## The data

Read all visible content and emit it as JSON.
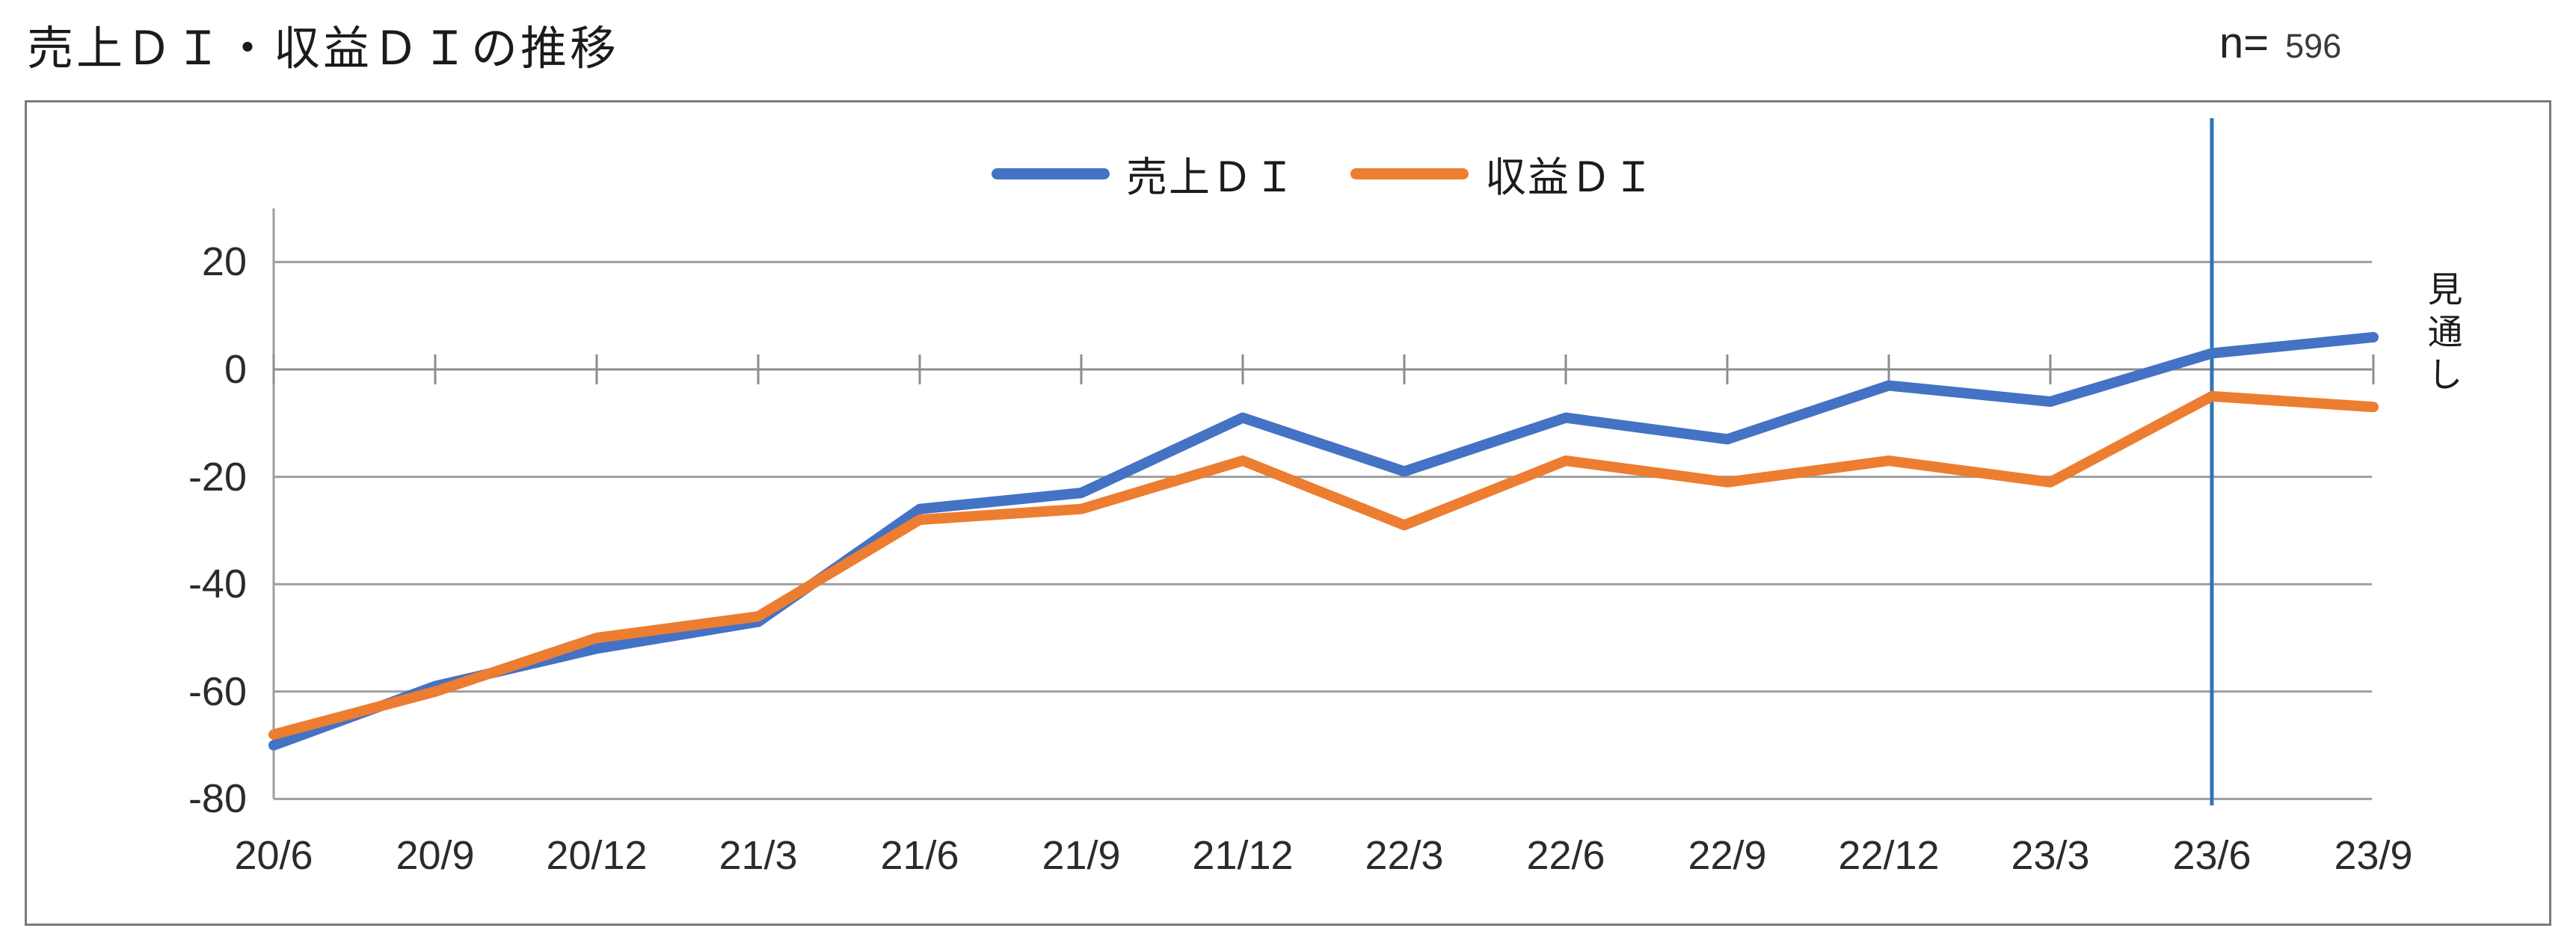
{
  "header": {
    "title": "売上ＤＩ・収益ＤＩの推移",
    "sample_prefix": "n=",
    "sample_value": "596"
  },
  "annotations": {
    "forecast_label": "見通し"
  },
  "chart_data": {
    "type": "line",
    "title": "売上ＤＩ・収益ＤＩの推移",
    "categories": [
      "20/6",
      "20/9",
      "20/12",
      "21/3",
      "21/6",
      "21/9",
      "21/12",
      "22/3",
      "22/6",
      "22/9",
      "22/12",
      "23/3",
      "23/6",
      "23/9"
    ],
    "series": [
      {
        "name": "売上ＤＩ",
        "color": "#4472C4",
        "values": [
          -70,
          -59,
          -52,
          -47,
          -26,
          -23,
          -9,
          -19,
          -9,
          -13,
          -3,
          -6,
          3,
          6
        ]
      },
      {
        "name": "収益ＤＩ",
        "color": "#ED7D31",
        "values": [
          -68,
          -60,
          -50,
          -46,
          -28,
          -26,
          -17,
          -29,
          -17,
          -21,
          -17,
          -21,
          -5,
          -7
        ]
      }
    ],
    "y_ticks": [
      "20",
      "0",
      "-20",
      "-40",
      "-60",
      "-80"
    ],
    "ylim": [
      -80,
      30
    ],
    "grid": true,
    "legend_position": "top-center",
    "x_axis_at": 0,
    "vline_index": 12,
    "vline_label": "見通し",
    "vline_color": "#2E75B6",
    "gridline_color": "#9e9e9e",
    "sample_size": 596
  }
}
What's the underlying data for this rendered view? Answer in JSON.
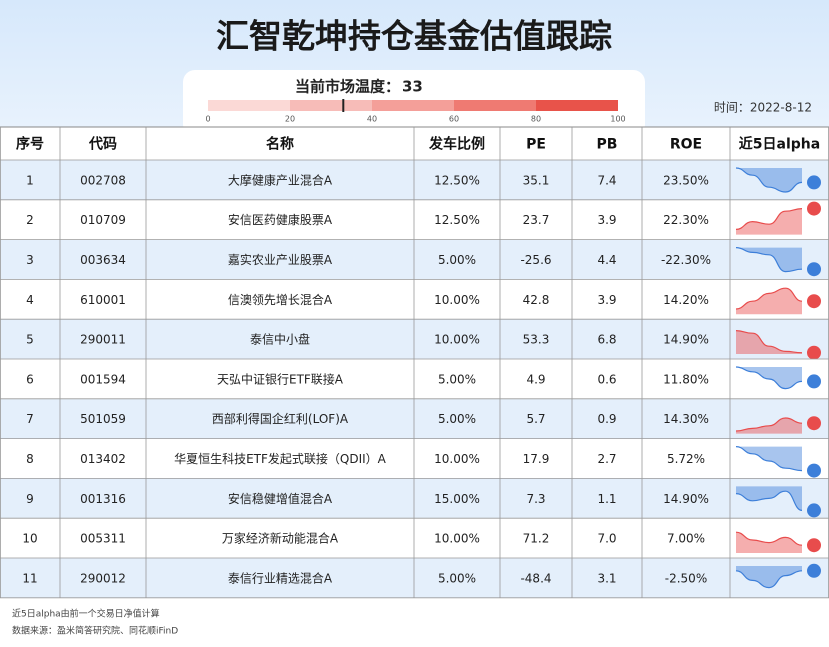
{
  "header": {
    "title": "汇智乾坤持仓基金估值跟踪",
    "temperature_label": "当前市场温度：",
    "temperature": 33,
    "time": "时间：2022-8-12"
  },
  "gauge": {
    "ticks": [
      0,
      20,
      40,
      60,
      80,
      100
    ],
    "colors": [
      "#fbd9d6",
      "#f7bcb8",
      "#f49f99",
      "#ef7a72",
      "#e8534a"
    ]
  },
  "table": {
    "columns": [
      "序号",
      "代码",
      "名称",
      "发车比例",
      "PE",
      "PB",
      "ROE",
      "近5日alpha"
    ],
    "rows": [
      [
        "1",
        "002708",
        "大摩健康产业混合A",
        "12.50%",
        "35.1",
        "7.4",
        "23.50%"
      ],
      [
        "2",
        "010709",
        "安信医药健康股票A",
        "12.50%",
        "23.7",
        "3.9",
        "22.30%"
      ],
      [
        "3",
        "003634",
        "嘉实农业产业股票A",
        "5.00%",
        "-25.6",
        "4.4",
        "-22.30%"
      ],
      [
        "4",
        "610001",
        "信澳领先增长混合A",
        "10.00%",
        "42.8",
        "3.9",
        "14.20%"
      ],
      [
        "5",
        "290011",
        "泰信中小盘",
        "10.00%",
        "53.3",
        "6.8",
        "14.90%"
      ],
      [
        "6",
        "001594",
        "天弘中证银行ETF联接A",
        "5.00%",
        "4.9",
        "0.6",
        "11.80%"
      ],
      [
        "7",
        "501059",
        "西部利得国企红利(LOF)A",
        "5.00%",
        "5.7",
        "0.9",
        "14.30%"
      ],
      [
        "8",
        "013402",
        "华夏恒生科技ETF发起式联接（QDII）A",
        "10.00%",
        "17.9",
        "2.7",
        "5.72%"
      ],
      [
        "9",
        "001316",
        "安信稳健增值混合A",
        "15.00%",
        "7.3",
        "1.1",
        "14.90%"
      ],
      [
        "10",
        "005311",
        "万家经济新动能混合A",
        "10.00%",
        "71.2",
        "7.0",
        "7.00%"
      ],
      [
        "11",
        "290012",
        "泰信行业精选混合A",
        "5.00%",
        "-48.4",
        "3.1",
        "-2.50%"
      ]
    ]
  },
  "alpha": [
    [
      0,
      -0.3,
      -0.8,
      -1.0,
      -0.6
    ],
    [
      0.2,
      0.5,
      0.4,
      0.9,
      1.0
    ],
    [
      0,
      -0.2,
      -0.3,
      -1.0,
      -0.9
    ],
    [
      0.2,
      0.5,
      0.8,
      1.0,
      0.5
    ],
    [
      0.9,
      0.8,
      0.3,
      0.1,
      0.05
    ],
    [
      0,
      -0.2,
      -0.5,
      -0.9,
      -0.6
    ],
    [
      0.1,
      0.2,
      0.3,
      0.6,
      0.4
    ],
    [
      0,
      -0.3,
      -0.6,
      -0.9,
      -1.0
    ],
    [
      -0.3,
      -0.6,
      -0.5,
      -0.2,
      -1.0
    ],
    [
      0.8,
      0.5,
      0.4,
      0.6,
      0.3
    ],
    [
      -0.2,
      -0.6,
      -0.9,
      -0.4,
      -0.2
    ]
  ],
  "notes": [
    "近5日alpha由前一个交易日净值计算",
    "数据来源：盈米简答研究院、同花顺iFinD"
  ]
}
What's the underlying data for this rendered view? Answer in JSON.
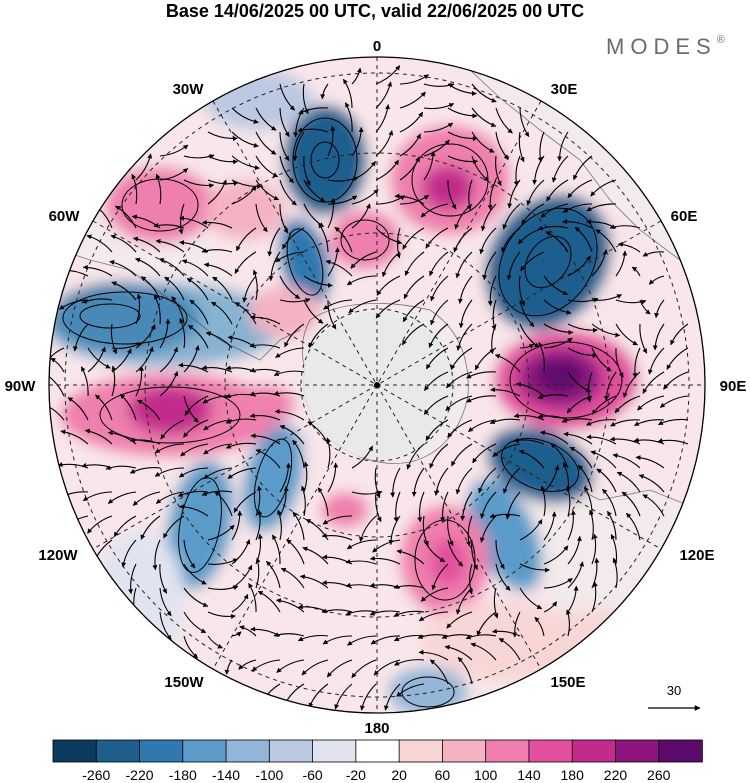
{
  "title": "Base 14/06/2025 00 UTC, valid 22/06/2025 00 UTC",
  "brand": {
    "name": "MODES",
    "mark": "®"
  },
  "map": {
    "projection": "south polar stereographic",
    "center_lon_label_top": "0",
    "longitude_labels": [
      "0",
      "30E",
      "60E",
      "90E",
      "120E",
      "150E",
      "180",
      "150W",
      "120W",
      "90W",
      "60W",
      "30W"
    ],
    "grid": "dashed",
    "land_color": "#e6e6e6"
  },
  "vector_reference": {
    "label": "30"
  },
  "colorbar": {
    "tick_labels": [
      "-260",
      "-220",
      "-180",
      "-140",
      "-100",
      "-60",
      "-20",
      "20",
      "60",
      "100",
      "140",
      "180",
      "220",
      "260"
    ],
    "colors": [
      "#0b3a5c",
      "#1f5f8e",
      "#2f78b0",
      "#5a9bc9",
      "#93b6d8",
      "#bcc9e2",
      "#e1e4f0",
      "#ffffff",
      "#f8d6d6",
      "#f4b2c2",
      "#ef7fae",
      "#e2509d",
      "#c22a8c",
      "#8e1580",
      "#5c0a6b"
    ]
  }
}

## Written task
Any pictures should be dropped; transcribe the rest of the records above exactly.

## Completed task
Read all visible content and emit it as JSON.
{
  "header": {
    "title": "売上ＤＩ・収益ＤＩの推移",
    "sample_prefix": "n=",
    "sample_value": "596"
  },
  "annotations": {
    "forecast_label": "見通し"
  },
  "chart_data": {
    "type": "line",
    "title": "売上ＤＩ・収益ＤＩの推移",
    "categories": [
      "20/6",
      "20/9",
      "20/12",
      "21/3",
      "21/6",
      "21/9",
      "21/12",
      "22/3",
      "22/6",
      "22/9",
      "22/12",
      "23/3",
      "23/6",
      "23/9"
    ],
    "series": [
      {
        "name": "売上ＤＩ",
        "color": "#4472C4",
        "values": [
          -70,
          -59,
          -52,
          -47,
          -26,
          -23,
          -9,
          -19,
          -9,
          -13,
          -3,
          -6,
          3,
          6
        ]
      },
      {
        "name": "収益ＤＩ",
        "color": "#ED7D31",
        "values": [
          -68,
          -60,
          -50,
          -46,
          -28,
          -26,
          -17,
          -29,
          -17,
          -21,
          -17,
          -21,
          -5,
          -7
        ]
      }
    ],
    "y_ticks": [
      "20",
      "0",
      "-20",
      "-40",
      "-60",
      "-80"
    ],
    "ylim": [
      -80,
      30
    ],
    "grid": true,
    "legend_position": "top-center",
    "x_axis_at": 0,
    "vline_index": 12,
    "vline_label": "見通し",
    "vline_color": "#2E75B6",
    "gridline_color": "#9e9e9e",
    "sample_size": 596
  }
}
What's the underlying data for this rendered view? Answer in JSON.
{
  "header": {
    "title": "汇智乾坤持仓基金估值跟踪",
    "temperature_label": "当前市场温度：",
    "temperature": 33,
    "time": "时间：2022-8-12"
  },
  "gauge": {
    "ticks": [
      0,
      20,
      40,
      60,
      80,
      100
    ],
    "colors": [
      "#fbd9d6",
      "#f7bcb8",
      "#f49f99",
      "#ef7a72",
      "#e8534a"
    ]
  },
  "table": {
    "columns": [
      "序号",
      "代码",
      "名称",
      "发车比例",
      "PE",
      "PB",
      "ROE",
      "近5日alpha"
    ],
    "rows": [
      [
        "1",
        "002708",
        "大摩健康产业混合A",
        "12.50%",
        "35.1",
        "7.4",
        "23.50%"
      ],
      [
        "2",
        "010709",
        "安信医药健康股票A",
        "12.50%",
        "23.7",
        "3.9",
        "22.30%"
      ],
      [
        "3",
        "003634",
        "嘉实农业产业股票A",
        "5.00%",
        "-25.6",
        "4.4",
        "-22.30%"
      ],
      [
        "4",
        "610001",
        "信澳领先增长混合A",
        "10.00%",
        "42.8",
        "3.9",
        "14.20%"
      ],
      [
        "5",
        "290011",
        "泰信中小盘",
        "10.00%",
        "53.3",
        "6.8",
        "14.90%"
      ],
      [
        "6",
        "001594",
        "天弘中证银行ETF联接A",
        "5.00%",
        "4.9",
        "0.6",
        "11.80%"
      ],
      [
        "7",
        "501059",
        "西部利得国企红利(LOF)A",
        "5.00%",
        "5.7",
        "0.9",
        "14.30%"
      ],
      [
        "8",
        "013402",
        "华夏恒生科技ETF发起式联接（QDII）A",
        "10.00%",
        "17.9",
        "2.7",
        "5.72%"
      ],
      [
        "9",
        "001316",
        "安信稳健增值混合A",
        "15.00%",
        "7.3",
        "1.1",
        "14.90%"
      ],
      [
        "10",
        "005311",
        "万家经济新动能混合A",
        "10.00%",
        "71.2",
        "7.0",
        "7.00%"
      ],
      [
        "11",
        "290012",
        "泰信行业精选混合A",
        "5.00%",
        "-48.4",
        "3.1",
        "-2.50%"
      ]
    ]
  },
  "alpha": [
    [
      0,
      -0.3,
      -0.8,
      -1.0,
      -0.6
    ],
    [
      0.2,
      0.5,
      0.4,
      0.9,
      1.0
    ],
    [
      0,
      -0.2,
      -0.3,
      -1.0,
      -0.9
    ],
    [
      0.2,
      0.5,
      0.8,
      1.0,
      0.5
    ],
    [
      0.9,
      0.8,
      0.3,
      0.1,
      0.05
    ],
    [
      0,
      -0.2,
      -0.5,
      -0.9,
      -0.6
    ],
    [
      0.1,
      0.2,
      0.3,
      0.6,
      0.4
    ],
    [
      0,
      -0.3,
      -0.6,
      -0.9,
      -1.0
    ],
    [
      -0.3,
      -0.6,
      -0.5,
      -0.2,
      -1.0
    ],
    [
      0.8,
      0.5,
      0.4,
      0.6,
      0.3
    ],
    [
      -0.2,
      -0.6,
      -0.9,
      -0.4,
      -0.2
    ]
  ],
  "notes": [
    "近5日alpha由前一个交易日净值计算",
    "数据来源：盈米简答研究院、同花顺iFinD"
  ]
}
What's the underlying data for this rendered view? Answer in JSON.
{
  "title": "Base 14/06/2025 00 UTC, valid 22/06/2025 00 UTC",
  "brand": {
    "name": "MODES",
    "mark": "®"
  },
  "map": {
    "projection": "south polar stereographic",
    "center_lon_label_top": "0",
    "longitude_labels": [
      "0",
      "30E",
      "60E",
      "90E",
      "120E",
      "150E",
      "180",
      "150W",
      "120W",
      "90W",
      "60W",
      "30W"
    ],
    "grid": "dashed",
    "land_color": "#e6e6e6"
  },
  "vector_reference": {
    "label": "30"
  },
  "colorbar": {
    "tick_labels": [
      "-260",
      "-220",
      "-180",
      "-140",
      "-100",
      "-60",
      "-20",
      "20",
      "60",
      "100",
      "140",
      "180",
      "220",
      "260"
    ],
    "colors": [
      "#0b3a5c",
      "#1f5f8e",
      "#2f78b0",
      "#5a9bc9",
      "#93b6d8",
      "#bcc9e2",
      "#e1e4f0",
      "#ffffff",
      "#f8d6d6",
      "#f4b2c2",
      "#ef7fae",
      "#e2509d",
      "#c22a8c",
      "#8e1580",
      "#5c0a6b"
    ]
  }
}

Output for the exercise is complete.